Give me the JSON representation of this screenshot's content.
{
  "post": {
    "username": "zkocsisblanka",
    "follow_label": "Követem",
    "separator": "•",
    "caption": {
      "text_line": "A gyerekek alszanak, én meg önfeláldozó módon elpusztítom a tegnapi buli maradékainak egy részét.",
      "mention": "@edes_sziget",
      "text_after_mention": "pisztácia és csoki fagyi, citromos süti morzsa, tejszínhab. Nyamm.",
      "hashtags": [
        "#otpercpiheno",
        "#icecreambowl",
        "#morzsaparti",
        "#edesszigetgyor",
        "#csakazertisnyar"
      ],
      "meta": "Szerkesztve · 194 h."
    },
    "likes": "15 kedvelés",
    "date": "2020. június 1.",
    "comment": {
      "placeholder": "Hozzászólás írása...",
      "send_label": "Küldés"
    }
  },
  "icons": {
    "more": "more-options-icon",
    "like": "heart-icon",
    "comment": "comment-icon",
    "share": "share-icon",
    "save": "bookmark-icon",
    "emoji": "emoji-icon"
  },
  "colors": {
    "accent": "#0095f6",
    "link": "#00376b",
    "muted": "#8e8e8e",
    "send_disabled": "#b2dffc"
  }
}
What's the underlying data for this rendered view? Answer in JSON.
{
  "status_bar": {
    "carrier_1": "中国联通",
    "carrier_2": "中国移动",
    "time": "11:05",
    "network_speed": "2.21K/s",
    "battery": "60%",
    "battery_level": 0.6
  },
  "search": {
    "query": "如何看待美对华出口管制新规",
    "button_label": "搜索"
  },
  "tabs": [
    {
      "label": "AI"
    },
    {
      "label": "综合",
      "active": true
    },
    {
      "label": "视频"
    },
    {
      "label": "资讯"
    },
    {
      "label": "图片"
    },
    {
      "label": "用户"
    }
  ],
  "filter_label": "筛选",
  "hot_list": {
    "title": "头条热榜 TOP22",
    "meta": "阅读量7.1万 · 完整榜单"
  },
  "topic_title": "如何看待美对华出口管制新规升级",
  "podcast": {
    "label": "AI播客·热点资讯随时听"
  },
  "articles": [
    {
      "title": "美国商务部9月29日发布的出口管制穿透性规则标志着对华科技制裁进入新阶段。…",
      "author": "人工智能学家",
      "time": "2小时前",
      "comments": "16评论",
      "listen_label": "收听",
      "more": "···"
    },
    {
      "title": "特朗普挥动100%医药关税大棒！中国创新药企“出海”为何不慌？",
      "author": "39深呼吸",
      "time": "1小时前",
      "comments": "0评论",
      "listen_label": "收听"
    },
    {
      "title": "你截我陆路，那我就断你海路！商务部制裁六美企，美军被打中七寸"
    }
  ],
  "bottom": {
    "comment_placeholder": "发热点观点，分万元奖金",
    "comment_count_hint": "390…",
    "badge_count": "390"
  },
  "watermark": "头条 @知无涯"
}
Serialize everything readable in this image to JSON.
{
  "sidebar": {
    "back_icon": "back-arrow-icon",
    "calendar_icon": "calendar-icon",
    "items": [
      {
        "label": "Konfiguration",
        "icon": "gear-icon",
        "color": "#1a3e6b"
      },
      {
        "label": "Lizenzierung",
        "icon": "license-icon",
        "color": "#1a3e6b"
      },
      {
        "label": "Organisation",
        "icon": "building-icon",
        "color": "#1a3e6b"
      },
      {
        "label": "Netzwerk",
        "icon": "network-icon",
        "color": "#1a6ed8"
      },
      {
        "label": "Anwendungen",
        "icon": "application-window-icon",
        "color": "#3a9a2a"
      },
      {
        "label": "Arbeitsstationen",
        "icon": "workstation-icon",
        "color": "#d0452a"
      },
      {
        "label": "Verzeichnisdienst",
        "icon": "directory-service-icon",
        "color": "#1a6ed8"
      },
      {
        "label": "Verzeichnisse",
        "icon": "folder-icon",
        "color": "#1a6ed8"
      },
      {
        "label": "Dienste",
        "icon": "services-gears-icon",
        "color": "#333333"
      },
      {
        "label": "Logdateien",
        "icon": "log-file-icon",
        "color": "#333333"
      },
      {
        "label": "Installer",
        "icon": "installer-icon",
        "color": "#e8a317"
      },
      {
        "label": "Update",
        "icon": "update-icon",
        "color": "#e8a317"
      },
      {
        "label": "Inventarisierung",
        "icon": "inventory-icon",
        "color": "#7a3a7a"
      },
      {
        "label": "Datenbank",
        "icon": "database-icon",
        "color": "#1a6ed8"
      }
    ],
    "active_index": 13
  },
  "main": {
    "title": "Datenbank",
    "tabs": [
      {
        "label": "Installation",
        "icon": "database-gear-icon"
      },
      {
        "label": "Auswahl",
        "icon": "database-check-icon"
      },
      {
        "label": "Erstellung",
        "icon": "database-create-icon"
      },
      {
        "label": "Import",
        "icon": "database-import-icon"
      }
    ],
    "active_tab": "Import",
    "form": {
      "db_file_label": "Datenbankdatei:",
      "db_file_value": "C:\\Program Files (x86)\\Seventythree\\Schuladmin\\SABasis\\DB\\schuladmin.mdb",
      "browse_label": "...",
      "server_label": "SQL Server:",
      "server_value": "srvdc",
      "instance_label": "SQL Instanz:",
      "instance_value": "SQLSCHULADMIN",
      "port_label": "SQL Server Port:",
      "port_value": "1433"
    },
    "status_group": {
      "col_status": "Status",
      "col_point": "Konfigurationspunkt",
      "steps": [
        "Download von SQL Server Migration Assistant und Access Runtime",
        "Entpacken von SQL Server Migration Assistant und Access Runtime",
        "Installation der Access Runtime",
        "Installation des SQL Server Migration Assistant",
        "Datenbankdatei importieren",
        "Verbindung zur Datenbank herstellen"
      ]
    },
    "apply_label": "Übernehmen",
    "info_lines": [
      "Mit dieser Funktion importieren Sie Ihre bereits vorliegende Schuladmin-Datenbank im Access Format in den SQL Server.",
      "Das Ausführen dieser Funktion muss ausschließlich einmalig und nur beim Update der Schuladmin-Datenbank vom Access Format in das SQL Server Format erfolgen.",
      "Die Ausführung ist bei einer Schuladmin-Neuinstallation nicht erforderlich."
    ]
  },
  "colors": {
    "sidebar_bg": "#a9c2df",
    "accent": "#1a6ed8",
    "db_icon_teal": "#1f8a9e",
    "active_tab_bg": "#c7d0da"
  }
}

☆ ☆ ☆ ☆ ☆

Task statement: Select the lines from the entries that include the word "Funktion".

Final result:
      "Mit dieser Funktion importieren Sie Ihre bereits vorliegende Schuladmin-Datenbank im Access Format in den SQL Server.",
      "Das Ausführen dieser Funktion muss ausschließlich einmalig und nur beim Update der Schuladmin-Datenbank vom Access Format in das SQL Server Format erfolgen.",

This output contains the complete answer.